--- GIVEN DATA ---
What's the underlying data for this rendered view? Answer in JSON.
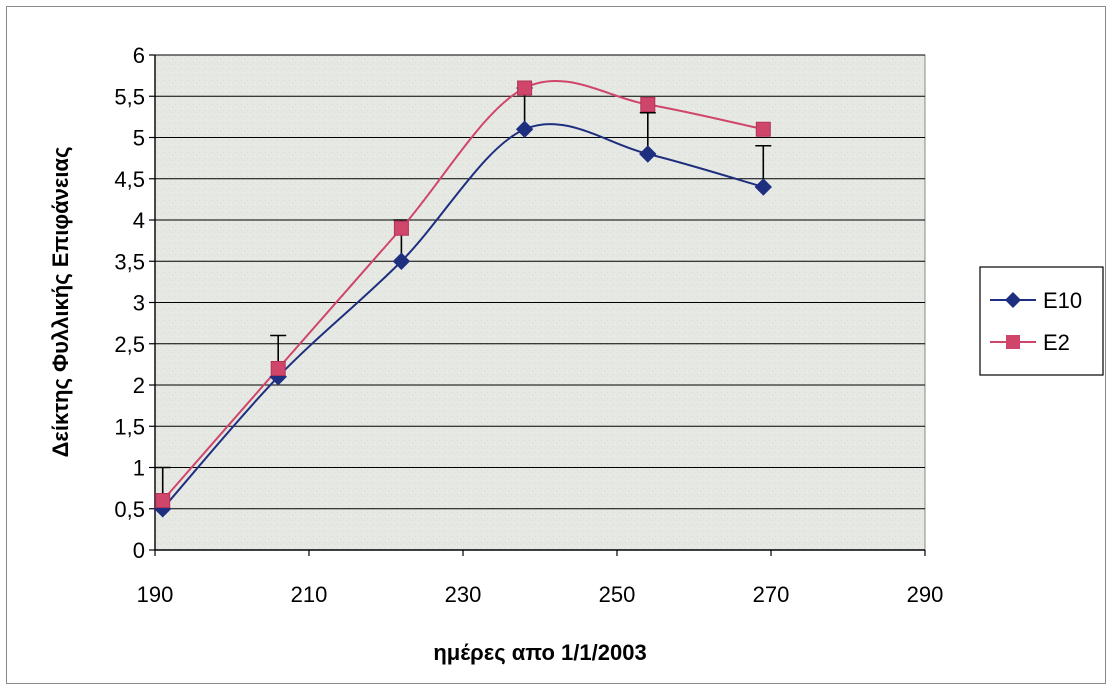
{
  "chart_data": {
    "type": "line",
    "xlabel": "ημέρες απο 1/1/2003",
    "ylabel": "Δείκτης Φυλλικής Επιφάνειας",
    "xlim": [
      190,
      290
    ],
    "ylim": [
      0,
      6
    ],
    "x_ticks": [
      190,
      210,
      230,
      250,
      270,
      290
    ],
    "y_ticks": [
      "0",
      "0,5",
      "1",
      "1,5",
      "2",
      "2,5",
      "3",
      "3,5",
      "4",
      "4,5",
      "5",
      "5,5",
      "6"
    ],
    "grid": "horizontal",
    "legend_position": "right",
    "series": [
      {
        "name": "E10",
        "color": "#1f2f7f",
        "marker": "diamond",
        "x": [
          191,
          206,
          222,
          238,
          254,
          269
        ],
        "y": [
          0.5,
          2.1,
          3.5,
          5.1,
          4.8,
          4.4
        ]
      },
      {
        "name": "E2",
        "color": "#d0456a",
        "marker": "square",
        "x": [
          191,
          206,
          222,
          238,
          254,
          269
        ],
        "y": [
          0.6,
          2.2,
          3.9,
          5.6,
          5.4,
          5.1
        ],
        "error_plus": [
          0.4,
          0.4,
          0.1,
          0,
          0,
          0
        ]
      }
    ],
    "error_bars": {
      "x": [
        191,
        206,
        222,
        238,
        254,
        269
      ],
      "low": [
        0.5,
        2.1,
        3.5,
        5.1,
        4.8,
        4.4
      ],
      "high": [
        1.0,
        2.6,
        4.0,
        5.6,
        5.3,
        4.9
      ]
    }
  }
}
---
TASK DETAILS | Retype everything in the material word for word, minus pictures.

ANSWER IN FULL |
What's the underlying data for this rendered view? Answer in JSON.
{
  "chart_data": {
    "type": "line",
    "xlabel": "ημέρες απο 1/1/2003",
    "ylabel": "Δείκτης Φυλλικής Επιφάνειας",
    "xlim": [
      190,
      290
    ],
    "ylim": [
      0,
      6
    ],
    "x_ticks": [
      190,
      210,
      230,
      250,
      270,
      290
    ],
    "y_ticks": [
      "0",
      "0,5",
      "1",
      "1,5",
      "2",
      "2,5",
      "3",
      "3,5",
      "4",
      "4,5",
      "5",
      "5,5",
      "6"
    ],
    "grid": "horizontal",
    "legend_position": "right",
    "series": [
      {
        "name": "E10",
        "color": "#1f2f7f",
        "marker": "diamond",
        "x": [
          191,
          206,
          222,
          238,
          254,
          269
        ],
        "y": [
          0.5,
          2.1,
          3.5,
          5.1,
          4.8,
          4.4
        ]
      },
      {
        "name": "E2",
        "color": "#d0456a",
        "marker": "square",
        "x": [
          191,
          206,
          222,
          238,
          254,
          269
        ],
        "y": [
          0.6,
          2.2,
          3.9,
          5.6,
          5.4,
          5.1
        ],
        "error_plus": [
          0.4,
          0.4,
          0.1,
          0,
          0,
          0
        ]
      }
    ],
    "error_bars": {
      "x": [
        191,
        206,
        222,
        238,
        254,
        269
      ],
      "low": [
        0.5,
        2.1,
        3.5,
        5.1,
        4.8,
        4.4
      ],
      "high": [
        1.0,
        2.6,
        4.0,
        5.6,
        5.3,
        4.9
      ]
    }
  }
}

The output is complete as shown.